SHORT TASK:
Give the number of lines in the listing that hold the word "color". Write nothing but that number.

>> START INFORMATION PROVIDED

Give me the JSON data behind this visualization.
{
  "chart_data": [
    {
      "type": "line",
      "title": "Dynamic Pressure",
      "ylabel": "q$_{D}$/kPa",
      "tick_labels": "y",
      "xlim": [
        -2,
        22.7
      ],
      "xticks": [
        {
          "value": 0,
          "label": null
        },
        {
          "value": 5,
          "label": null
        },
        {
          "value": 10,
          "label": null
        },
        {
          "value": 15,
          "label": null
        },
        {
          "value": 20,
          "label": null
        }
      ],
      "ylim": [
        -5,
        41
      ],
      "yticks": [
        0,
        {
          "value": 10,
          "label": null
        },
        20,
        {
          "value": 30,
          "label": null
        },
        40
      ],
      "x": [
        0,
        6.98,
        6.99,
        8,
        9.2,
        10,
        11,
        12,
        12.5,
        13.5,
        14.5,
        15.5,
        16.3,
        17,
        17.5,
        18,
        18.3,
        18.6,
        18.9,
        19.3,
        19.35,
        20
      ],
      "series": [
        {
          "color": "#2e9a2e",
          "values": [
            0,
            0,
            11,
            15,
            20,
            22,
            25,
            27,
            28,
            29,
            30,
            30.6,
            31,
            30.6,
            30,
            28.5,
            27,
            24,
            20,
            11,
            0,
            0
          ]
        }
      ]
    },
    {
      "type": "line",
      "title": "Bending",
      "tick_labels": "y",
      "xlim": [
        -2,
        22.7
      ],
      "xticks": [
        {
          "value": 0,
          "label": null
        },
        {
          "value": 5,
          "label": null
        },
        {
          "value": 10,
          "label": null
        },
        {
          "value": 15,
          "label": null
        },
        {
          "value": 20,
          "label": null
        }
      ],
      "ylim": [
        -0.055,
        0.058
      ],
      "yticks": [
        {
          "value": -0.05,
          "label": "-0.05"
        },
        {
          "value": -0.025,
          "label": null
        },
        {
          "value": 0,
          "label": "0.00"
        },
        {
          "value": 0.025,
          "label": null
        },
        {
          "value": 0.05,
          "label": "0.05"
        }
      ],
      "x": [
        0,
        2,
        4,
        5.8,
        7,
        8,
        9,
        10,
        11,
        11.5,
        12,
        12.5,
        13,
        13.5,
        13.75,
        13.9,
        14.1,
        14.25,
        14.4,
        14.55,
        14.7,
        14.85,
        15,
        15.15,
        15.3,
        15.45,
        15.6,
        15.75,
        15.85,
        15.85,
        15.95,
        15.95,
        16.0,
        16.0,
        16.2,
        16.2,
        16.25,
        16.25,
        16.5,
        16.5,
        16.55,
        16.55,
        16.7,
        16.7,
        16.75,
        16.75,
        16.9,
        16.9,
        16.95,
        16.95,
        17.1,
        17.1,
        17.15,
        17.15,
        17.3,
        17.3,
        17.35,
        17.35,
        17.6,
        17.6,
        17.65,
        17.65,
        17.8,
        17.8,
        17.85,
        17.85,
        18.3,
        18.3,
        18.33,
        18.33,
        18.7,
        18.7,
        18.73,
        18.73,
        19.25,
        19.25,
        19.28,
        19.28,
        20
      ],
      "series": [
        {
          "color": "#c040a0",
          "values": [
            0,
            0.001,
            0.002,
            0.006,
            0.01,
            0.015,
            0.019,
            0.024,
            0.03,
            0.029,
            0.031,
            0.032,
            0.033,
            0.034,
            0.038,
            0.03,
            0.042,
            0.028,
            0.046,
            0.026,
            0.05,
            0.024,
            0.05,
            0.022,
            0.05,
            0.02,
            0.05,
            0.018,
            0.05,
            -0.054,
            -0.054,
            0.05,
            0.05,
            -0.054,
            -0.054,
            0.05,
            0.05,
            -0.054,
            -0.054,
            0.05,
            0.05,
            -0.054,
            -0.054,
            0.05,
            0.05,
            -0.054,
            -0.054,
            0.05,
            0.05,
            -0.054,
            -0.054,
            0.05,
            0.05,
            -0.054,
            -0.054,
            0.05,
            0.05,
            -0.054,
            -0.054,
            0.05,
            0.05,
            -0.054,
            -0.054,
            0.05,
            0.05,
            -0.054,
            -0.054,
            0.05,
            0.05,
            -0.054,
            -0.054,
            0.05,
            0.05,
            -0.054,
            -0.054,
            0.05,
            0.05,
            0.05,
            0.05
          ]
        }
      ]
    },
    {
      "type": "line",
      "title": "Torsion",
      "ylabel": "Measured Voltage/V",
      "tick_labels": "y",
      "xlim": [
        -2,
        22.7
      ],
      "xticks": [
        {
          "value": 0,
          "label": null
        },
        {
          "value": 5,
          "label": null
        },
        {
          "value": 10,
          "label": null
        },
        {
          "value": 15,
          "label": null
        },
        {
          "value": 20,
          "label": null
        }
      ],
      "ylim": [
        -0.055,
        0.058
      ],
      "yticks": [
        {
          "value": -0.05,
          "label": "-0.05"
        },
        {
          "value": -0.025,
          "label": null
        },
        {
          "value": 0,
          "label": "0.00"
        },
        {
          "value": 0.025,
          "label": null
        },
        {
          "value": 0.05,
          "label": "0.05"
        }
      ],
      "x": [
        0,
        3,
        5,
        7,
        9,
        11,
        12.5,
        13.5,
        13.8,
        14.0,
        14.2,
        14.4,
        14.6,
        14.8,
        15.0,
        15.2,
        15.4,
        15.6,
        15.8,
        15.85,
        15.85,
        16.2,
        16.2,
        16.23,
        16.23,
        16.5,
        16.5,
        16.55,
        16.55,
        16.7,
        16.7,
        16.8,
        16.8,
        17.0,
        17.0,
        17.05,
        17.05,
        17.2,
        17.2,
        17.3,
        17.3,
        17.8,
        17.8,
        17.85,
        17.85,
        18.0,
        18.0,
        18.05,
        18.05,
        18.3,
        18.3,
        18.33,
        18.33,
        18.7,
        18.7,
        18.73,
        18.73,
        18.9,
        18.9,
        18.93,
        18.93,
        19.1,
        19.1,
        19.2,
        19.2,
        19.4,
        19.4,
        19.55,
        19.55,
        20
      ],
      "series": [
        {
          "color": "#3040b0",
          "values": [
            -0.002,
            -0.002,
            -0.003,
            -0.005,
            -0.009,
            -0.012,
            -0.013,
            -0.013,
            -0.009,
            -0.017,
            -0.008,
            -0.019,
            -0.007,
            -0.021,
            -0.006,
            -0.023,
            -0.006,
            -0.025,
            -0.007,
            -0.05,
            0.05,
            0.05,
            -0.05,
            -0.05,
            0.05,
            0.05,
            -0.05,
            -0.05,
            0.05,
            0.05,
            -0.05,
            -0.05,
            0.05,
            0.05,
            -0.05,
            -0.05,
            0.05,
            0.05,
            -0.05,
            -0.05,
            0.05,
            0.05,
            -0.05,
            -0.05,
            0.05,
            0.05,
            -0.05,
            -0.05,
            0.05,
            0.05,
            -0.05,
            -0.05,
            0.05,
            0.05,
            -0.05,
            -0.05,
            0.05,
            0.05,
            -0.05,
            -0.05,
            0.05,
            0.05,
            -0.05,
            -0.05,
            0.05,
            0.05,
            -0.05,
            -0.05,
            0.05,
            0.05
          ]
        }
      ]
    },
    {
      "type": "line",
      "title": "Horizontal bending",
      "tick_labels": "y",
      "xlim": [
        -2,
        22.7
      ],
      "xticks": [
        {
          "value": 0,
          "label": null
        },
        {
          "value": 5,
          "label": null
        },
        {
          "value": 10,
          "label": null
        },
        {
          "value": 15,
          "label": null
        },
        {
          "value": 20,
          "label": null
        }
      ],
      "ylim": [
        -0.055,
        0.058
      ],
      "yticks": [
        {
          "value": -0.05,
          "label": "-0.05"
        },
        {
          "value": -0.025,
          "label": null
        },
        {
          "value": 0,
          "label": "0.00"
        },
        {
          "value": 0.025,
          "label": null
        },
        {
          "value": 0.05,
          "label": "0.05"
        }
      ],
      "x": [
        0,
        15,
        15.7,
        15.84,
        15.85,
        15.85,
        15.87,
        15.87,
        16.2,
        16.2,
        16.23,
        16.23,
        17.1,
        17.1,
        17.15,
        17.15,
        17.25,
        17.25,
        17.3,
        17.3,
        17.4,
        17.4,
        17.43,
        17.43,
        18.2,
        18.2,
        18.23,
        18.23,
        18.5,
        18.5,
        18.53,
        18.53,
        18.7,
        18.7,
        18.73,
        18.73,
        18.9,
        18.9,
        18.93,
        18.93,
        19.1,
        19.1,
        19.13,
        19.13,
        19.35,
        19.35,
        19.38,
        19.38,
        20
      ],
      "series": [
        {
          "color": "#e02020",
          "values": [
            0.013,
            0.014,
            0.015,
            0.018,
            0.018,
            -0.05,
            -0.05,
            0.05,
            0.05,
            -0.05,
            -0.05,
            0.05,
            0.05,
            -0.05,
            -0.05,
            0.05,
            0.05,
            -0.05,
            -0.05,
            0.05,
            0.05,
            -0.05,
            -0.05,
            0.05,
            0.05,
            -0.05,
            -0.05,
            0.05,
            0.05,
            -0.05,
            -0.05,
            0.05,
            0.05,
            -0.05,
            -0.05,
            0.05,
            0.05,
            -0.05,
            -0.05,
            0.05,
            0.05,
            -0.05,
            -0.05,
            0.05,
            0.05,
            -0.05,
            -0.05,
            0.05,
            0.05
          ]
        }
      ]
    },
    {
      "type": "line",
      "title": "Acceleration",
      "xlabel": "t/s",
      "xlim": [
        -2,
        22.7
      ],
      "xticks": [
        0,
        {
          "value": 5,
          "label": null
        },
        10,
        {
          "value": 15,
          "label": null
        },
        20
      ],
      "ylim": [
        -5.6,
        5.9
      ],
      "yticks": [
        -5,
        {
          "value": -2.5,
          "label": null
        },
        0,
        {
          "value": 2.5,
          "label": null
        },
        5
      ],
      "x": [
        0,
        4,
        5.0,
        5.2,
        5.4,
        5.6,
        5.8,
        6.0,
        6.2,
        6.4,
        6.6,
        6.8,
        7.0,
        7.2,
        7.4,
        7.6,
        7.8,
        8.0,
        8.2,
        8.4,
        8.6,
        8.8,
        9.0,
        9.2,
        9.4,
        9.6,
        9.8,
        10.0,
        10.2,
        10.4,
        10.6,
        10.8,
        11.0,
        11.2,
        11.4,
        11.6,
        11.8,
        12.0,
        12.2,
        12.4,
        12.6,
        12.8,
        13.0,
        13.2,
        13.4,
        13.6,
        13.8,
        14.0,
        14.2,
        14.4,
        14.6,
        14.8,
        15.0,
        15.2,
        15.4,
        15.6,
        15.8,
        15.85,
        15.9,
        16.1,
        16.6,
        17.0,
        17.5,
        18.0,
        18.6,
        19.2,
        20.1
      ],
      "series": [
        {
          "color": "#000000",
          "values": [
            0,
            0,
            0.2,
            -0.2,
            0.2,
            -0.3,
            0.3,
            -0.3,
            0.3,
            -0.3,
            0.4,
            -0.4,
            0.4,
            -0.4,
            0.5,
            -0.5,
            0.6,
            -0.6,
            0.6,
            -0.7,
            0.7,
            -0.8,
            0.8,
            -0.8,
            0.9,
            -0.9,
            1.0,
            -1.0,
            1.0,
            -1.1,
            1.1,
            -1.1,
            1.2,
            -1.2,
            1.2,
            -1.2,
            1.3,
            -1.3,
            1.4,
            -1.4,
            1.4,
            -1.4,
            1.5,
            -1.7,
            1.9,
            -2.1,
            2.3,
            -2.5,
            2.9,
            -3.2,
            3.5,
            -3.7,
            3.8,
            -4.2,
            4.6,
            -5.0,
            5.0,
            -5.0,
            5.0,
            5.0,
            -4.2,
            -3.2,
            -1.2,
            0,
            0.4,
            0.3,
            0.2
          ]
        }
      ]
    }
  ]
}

>> END INFORMATION PROVIDED

THE RESULT:
5